◆ **Written exercise**: Of all the lines in the material, how many include the word "based"? Give only the number.

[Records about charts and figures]
---*---

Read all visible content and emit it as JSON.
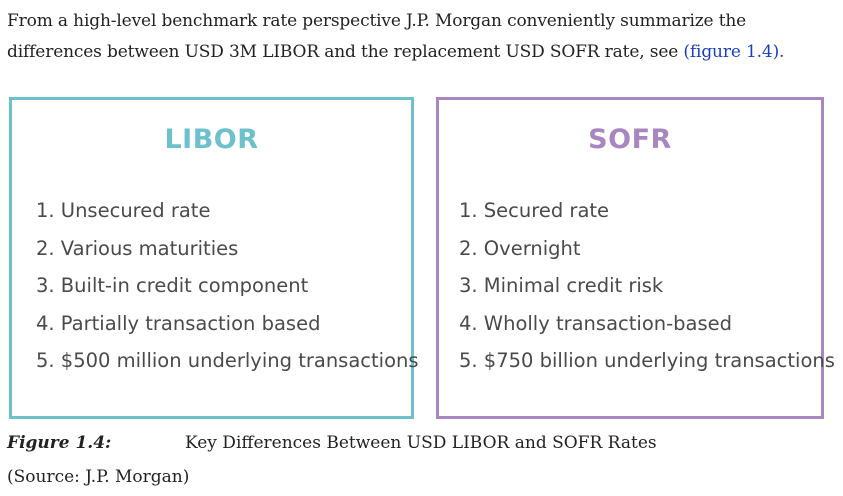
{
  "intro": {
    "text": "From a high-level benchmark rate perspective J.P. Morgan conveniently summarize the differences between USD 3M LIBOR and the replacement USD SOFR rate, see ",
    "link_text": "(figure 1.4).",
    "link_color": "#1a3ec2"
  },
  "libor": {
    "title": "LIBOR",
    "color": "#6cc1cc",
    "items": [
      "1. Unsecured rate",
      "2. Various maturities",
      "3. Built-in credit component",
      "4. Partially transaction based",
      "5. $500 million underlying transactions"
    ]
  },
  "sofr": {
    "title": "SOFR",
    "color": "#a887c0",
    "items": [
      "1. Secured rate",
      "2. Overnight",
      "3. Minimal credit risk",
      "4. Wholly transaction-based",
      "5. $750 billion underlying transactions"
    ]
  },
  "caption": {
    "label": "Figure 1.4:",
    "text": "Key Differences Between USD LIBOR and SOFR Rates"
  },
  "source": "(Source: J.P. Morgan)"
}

---*---

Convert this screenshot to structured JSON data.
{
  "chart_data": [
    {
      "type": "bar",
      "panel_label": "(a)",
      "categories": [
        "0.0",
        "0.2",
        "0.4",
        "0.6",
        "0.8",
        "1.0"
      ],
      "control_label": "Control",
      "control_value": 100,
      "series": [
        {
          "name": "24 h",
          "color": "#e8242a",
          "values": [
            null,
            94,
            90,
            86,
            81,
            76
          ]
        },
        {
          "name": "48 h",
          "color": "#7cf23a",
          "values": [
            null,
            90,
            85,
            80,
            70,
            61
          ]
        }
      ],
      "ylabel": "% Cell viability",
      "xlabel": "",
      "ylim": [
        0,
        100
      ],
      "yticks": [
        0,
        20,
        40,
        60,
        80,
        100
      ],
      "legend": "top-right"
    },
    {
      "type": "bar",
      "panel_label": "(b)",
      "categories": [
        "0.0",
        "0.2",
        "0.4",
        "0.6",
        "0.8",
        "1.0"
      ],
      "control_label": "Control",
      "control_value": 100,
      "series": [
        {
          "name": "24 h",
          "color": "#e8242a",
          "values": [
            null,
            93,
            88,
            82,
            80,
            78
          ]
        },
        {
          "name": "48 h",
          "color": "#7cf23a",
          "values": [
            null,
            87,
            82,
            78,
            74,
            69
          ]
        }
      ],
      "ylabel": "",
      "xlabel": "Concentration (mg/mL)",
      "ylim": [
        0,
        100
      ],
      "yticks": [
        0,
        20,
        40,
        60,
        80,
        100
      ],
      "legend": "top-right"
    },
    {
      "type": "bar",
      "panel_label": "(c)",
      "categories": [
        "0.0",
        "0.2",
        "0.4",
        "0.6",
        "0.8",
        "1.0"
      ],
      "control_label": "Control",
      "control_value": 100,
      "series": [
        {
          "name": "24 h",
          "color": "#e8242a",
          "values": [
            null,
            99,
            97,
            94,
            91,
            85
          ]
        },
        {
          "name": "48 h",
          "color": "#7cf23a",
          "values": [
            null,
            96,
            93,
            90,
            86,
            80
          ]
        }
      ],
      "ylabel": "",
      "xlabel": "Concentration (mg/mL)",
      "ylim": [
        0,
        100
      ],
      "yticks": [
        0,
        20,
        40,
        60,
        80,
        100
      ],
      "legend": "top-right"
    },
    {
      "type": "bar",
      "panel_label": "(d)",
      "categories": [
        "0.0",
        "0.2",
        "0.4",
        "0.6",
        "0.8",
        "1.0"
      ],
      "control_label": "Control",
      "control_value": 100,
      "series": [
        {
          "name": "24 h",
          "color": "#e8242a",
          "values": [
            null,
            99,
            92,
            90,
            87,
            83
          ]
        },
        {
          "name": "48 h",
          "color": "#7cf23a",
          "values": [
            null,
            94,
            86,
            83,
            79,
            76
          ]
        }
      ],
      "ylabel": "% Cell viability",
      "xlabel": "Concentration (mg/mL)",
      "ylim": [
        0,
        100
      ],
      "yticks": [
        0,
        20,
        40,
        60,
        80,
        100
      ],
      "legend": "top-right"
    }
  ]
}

---*---

◆ **Written answer**: 2